What is asked: Search the material below for the string "JSON" and extract each line that has it.
•••
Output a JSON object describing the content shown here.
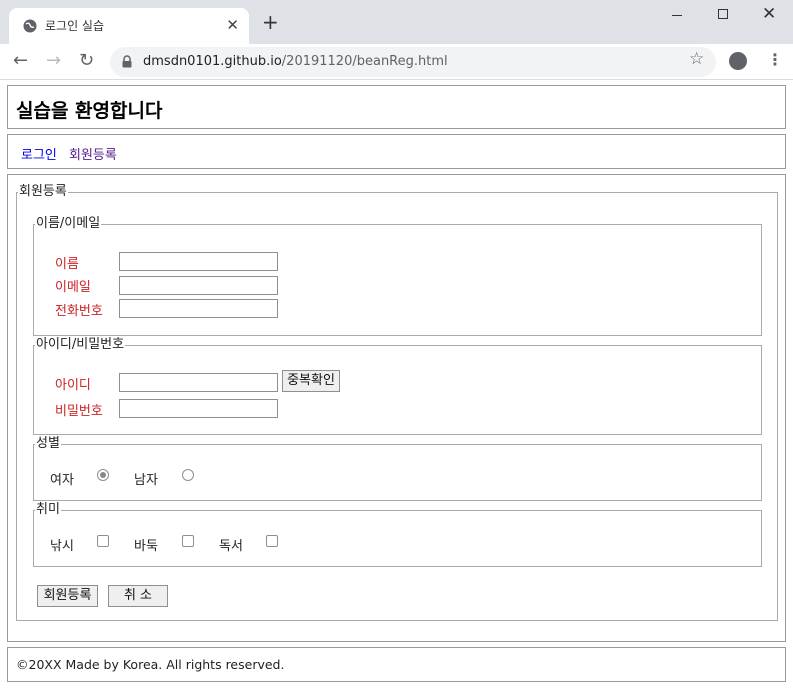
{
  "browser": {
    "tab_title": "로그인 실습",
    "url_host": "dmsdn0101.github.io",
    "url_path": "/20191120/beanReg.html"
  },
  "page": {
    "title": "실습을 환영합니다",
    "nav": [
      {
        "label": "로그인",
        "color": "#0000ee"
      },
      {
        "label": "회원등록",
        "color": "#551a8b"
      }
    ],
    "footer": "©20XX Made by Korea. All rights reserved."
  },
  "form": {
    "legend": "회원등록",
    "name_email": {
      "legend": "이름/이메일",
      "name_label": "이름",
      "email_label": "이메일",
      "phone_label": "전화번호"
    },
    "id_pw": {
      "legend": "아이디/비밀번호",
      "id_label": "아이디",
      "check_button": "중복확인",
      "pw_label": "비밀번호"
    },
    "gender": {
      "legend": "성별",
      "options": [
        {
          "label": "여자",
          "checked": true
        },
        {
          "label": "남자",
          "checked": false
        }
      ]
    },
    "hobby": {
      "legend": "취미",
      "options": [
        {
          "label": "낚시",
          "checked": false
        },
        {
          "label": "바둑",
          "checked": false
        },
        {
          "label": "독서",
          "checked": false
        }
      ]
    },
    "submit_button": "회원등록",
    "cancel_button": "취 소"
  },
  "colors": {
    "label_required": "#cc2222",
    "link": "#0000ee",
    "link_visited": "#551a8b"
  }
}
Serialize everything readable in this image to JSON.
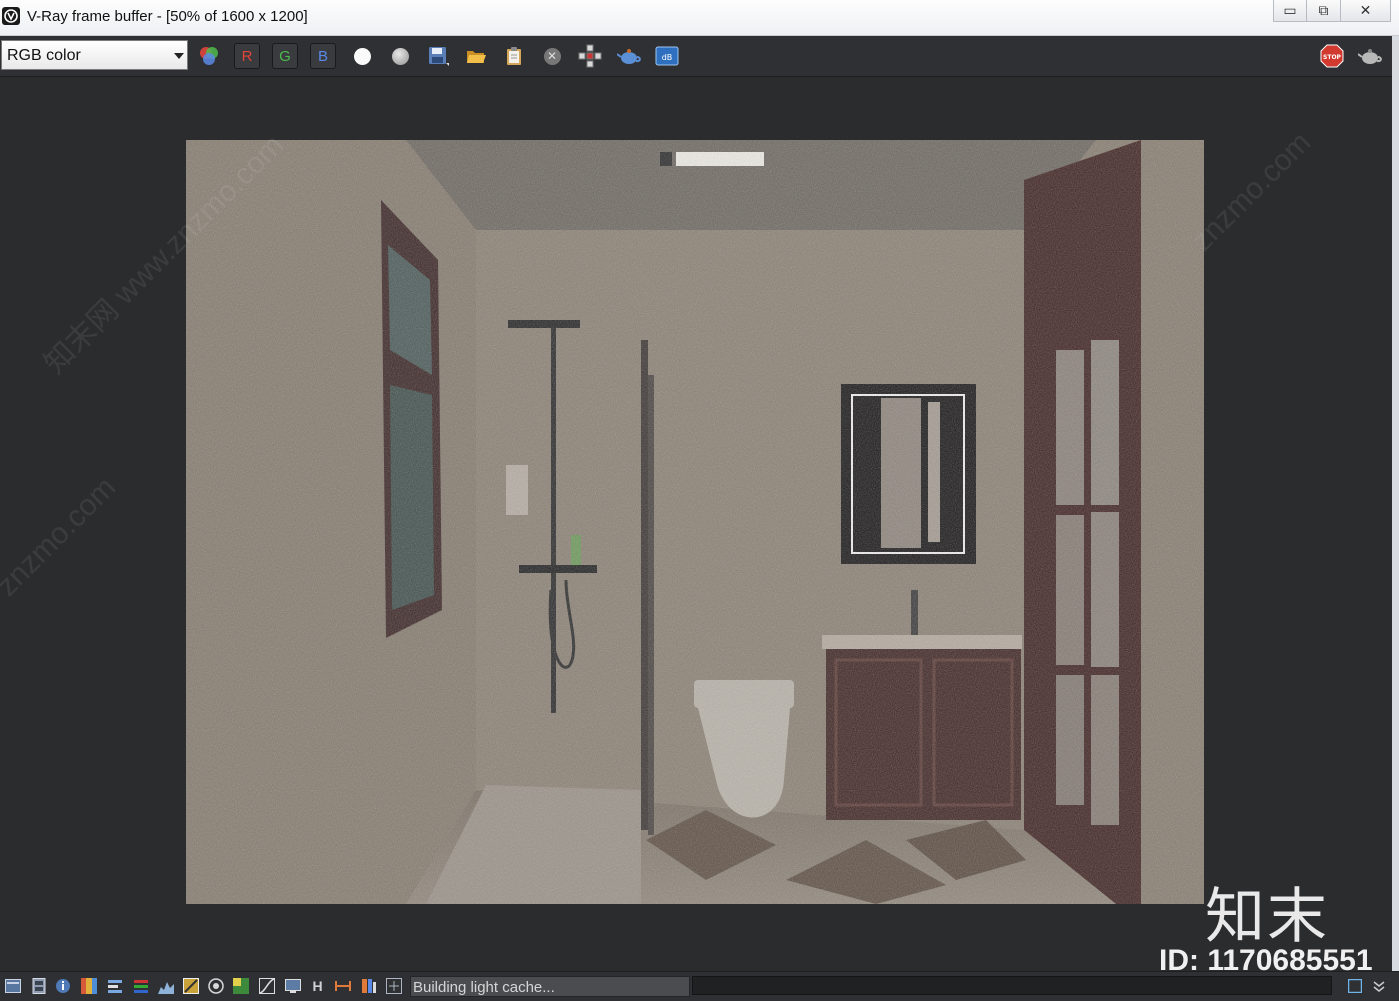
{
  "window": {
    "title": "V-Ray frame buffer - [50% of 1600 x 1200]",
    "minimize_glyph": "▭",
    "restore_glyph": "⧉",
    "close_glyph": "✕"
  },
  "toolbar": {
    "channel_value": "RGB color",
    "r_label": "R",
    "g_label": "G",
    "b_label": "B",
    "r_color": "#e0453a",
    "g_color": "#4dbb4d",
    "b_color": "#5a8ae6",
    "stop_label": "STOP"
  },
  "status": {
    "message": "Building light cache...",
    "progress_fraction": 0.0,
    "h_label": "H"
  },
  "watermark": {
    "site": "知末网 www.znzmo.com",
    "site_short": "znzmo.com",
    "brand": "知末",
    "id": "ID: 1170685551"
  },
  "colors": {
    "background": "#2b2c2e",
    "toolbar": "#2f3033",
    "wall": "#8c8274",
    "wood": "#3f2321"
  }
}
•••
Problem solution:
Output a JSON object describing the content shown here.
Serialize everything readable in this image to JSON.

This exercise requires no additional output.